**Aim**
Please put all the lines below into a numbered list, skipping any blank lines. Leave the pictures out of your answer.

Annotated element listings:
/---

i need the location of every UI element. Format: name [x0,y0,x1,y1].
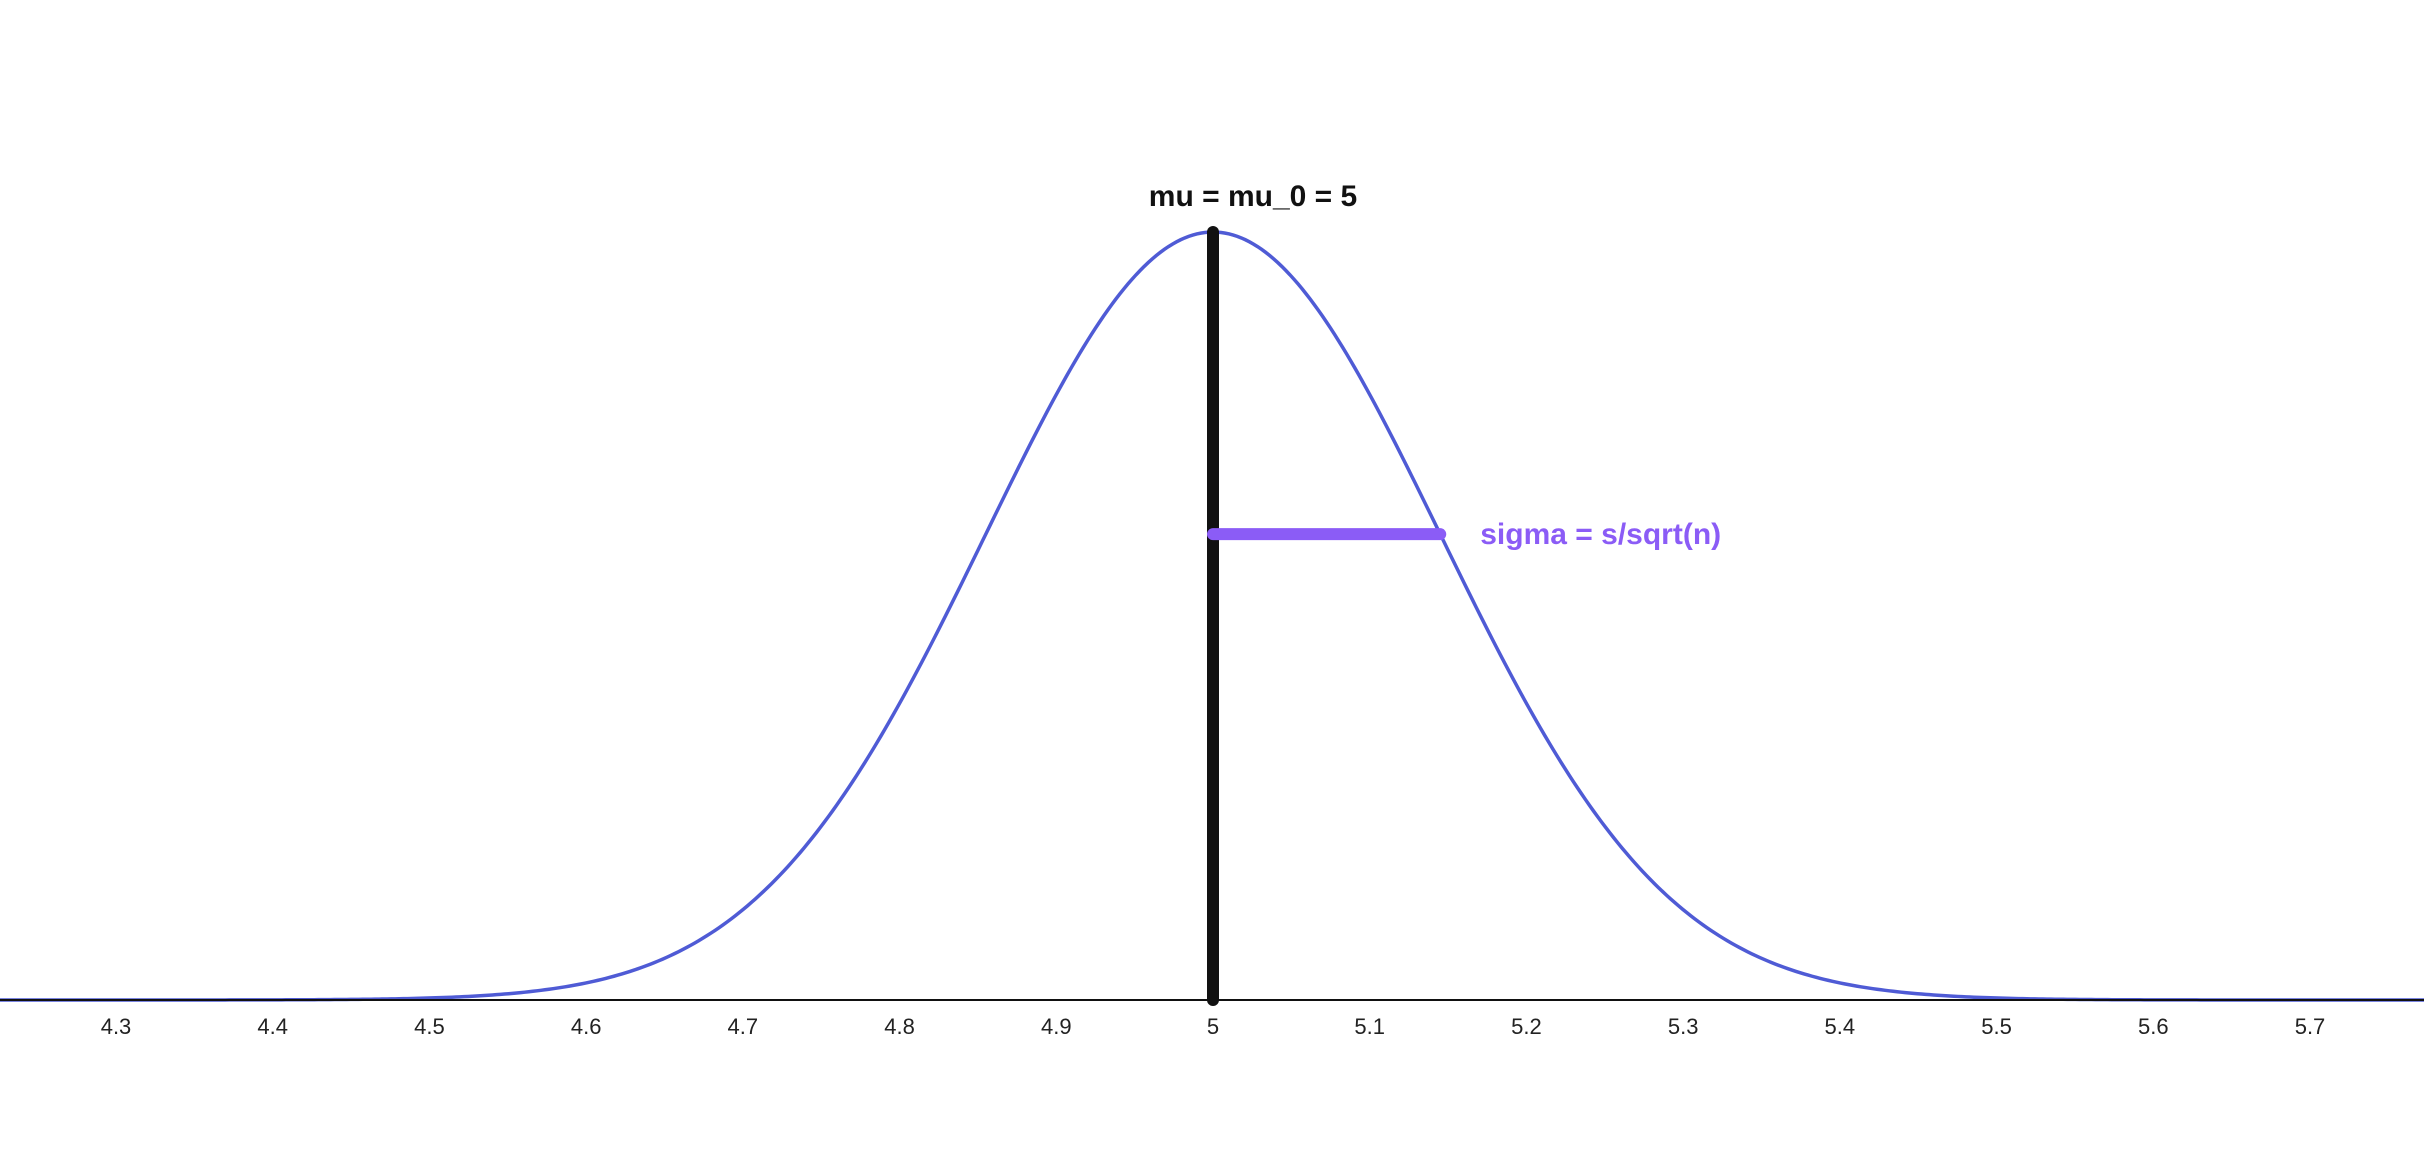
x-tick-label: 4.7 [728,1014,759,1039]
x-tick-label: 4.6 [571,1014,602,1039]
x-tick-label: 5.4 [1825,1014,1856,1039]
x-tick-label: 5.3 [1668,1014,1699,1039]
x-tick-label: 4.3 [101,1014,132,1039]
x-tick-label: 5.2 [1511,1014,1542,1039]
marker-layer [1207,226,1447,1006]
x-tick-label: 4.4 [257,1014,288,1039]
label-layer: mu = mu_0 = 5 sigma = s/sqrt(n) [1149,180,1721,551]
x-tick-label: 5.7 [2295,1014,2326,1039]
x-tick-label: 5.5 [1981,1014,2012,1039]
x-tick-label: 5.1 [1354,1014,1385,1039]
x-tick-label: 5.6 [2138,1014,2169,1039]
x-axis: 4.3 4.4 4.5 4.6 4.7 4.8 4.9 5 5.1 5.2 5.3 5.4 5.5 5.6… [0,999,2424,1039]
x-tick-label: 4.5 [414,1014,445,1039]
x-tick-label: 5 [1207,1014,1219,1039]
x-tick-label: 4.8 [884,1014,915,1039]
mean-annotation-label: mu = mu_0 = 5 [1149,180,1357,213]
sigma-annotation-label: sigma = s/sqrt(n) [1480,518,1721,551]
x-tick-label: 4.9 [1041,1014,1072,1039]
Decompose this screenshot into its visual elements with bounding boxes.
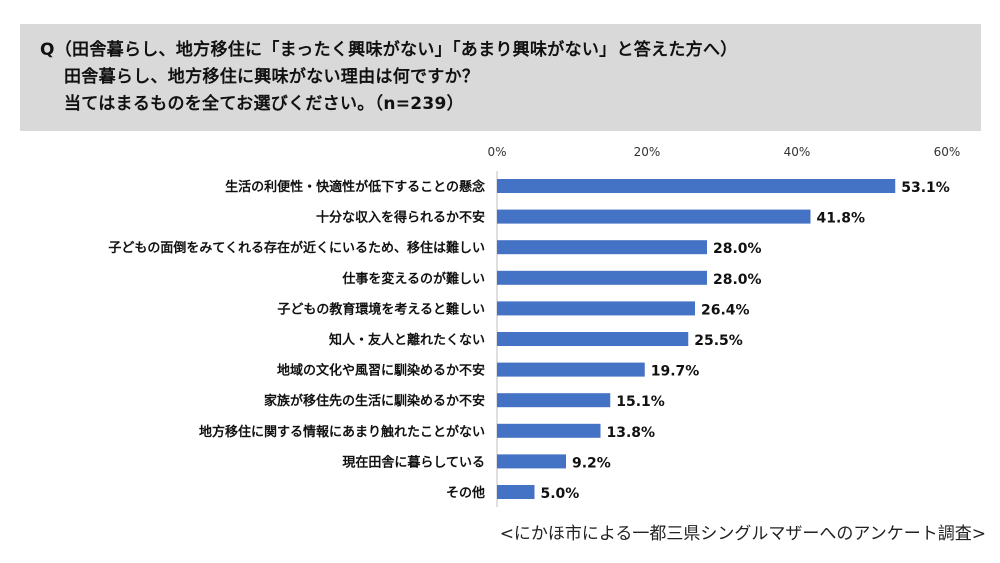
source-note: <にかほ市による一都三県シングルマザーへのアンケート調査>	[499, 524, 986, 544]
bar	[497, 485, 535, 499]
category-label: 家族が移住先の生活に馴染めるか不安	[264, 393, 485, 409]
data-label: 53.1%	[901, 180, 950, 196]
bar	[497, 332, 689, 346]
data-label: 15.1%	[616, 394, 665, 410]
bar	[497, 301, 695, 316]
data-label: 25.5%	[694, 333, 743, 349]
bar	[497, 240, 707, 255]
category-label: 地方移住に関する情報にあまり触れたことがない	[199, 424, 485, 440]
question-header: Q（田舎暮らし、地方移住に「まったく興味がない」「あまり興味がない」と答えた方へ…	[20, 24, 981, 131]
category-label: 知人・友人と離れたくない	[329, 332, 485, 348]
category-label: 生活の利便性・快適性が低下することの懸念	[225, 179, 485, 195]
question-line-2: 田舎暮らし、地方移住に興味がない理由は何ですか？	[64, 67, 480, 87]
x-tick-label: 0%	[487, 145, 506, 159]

\---

**Result of the exercise**
1. i need the location of every UI element. Format: name [x0,y0,x1,y1].
2. x-tick-label: 4.7 [728,1014,759,1039]
3. x-tick-label: 4.6 [571,1014,602,1039]
4. x-tick-label: 5.4 [1825,1014,1856,1039]
5. x-tick-label: 5.3 [1668,1014,1699,1039]
6. x-tick-label: 4.3 [101,1014,132,1039]
7. x-tick-label: 5.2 [1511,1014,1542,1039]
8. marker-layer [1207,226,1447,1006]
9. x-tick-label: 4.4 [257,1014,288,1039]
10. label-layer: mu = mu_0 = 5 sigma = s/sqrt(n) [1149,180,1721,551]
11. x-tick-label: 5.7 [2295,1014,2326,1039]
12. x-tick-label: 5.5 [1981,1014,2012,1039]
13. x-tick-label: 5.1 [1354,1014,1385,1039]
14. x-tick-label: 5.6 [2138,1014,2169,1039]
15. x-axis: 4.3 4.4 4.5 4.6 4.7 4.8 4.9 5 5.1 5.2 5.3 5.4 5.5 5.6… [0,999,2424,1039]
16. x-tick-label: 4.5 [414,1014,445,1039]
17. x-tick-label: 5 [1207,1014,1219,1039]
18. x-tick-label: 4.8 [884,1014,915,1039]
19. mean-annotation-label: mu = mu_0 = 5 [1149,180,1357,213]
20. sigma-annotation-label: sigma = s/sqrt(n) [1480,518,1721,551]
21. x-tick-label: 4.9 [1041,1014,1072,1039]
22. Decompose this screenshot into its visual elements with bounding boxes.
23. source-note: <にかほ市による一都三県シングルマザーへのアンケート調査>	[499, 524, 986, 544]
24. bar	[497, 485, 535, 499]
25. category-label: 家族が移住先の生活に馴染めるか不安	[264, 393, 485, 409]
26. data-label: 53.1%	[901, 180, 950, 196]
27. bar	[497, 332, 689, 346]
28. data-label: 15.1%	[616, 394, 665, 410]
29. bar	[497, 301, 695, 316]
30. data-label: 25.5%	[694, 333, 743, 349]
31. bar	[497, 240, 707, 255]
32. category-label: 地方移住に関する情報にあまり触れたことがない	[199, 424, 485, 440]
33. question-header: Q（田舎暮らし、地方移住に「まったく興味がない」「あまり興味がない」と答えた方へ…	[20, 24, 981, 131]
34. category-label: 知人・友人と離れたくない	[329, 332, 485, 348]
35. category-label: 生活の利便性・快適性が低下することの懸念	[225, 179, 485, 195]
36. question-line-2: 田舎暮らし、地方移住に興味がない理由は何ですか？	[64, 67, 480, 87]
37. x-tick-label: 0%	[487, 145, 506, 159]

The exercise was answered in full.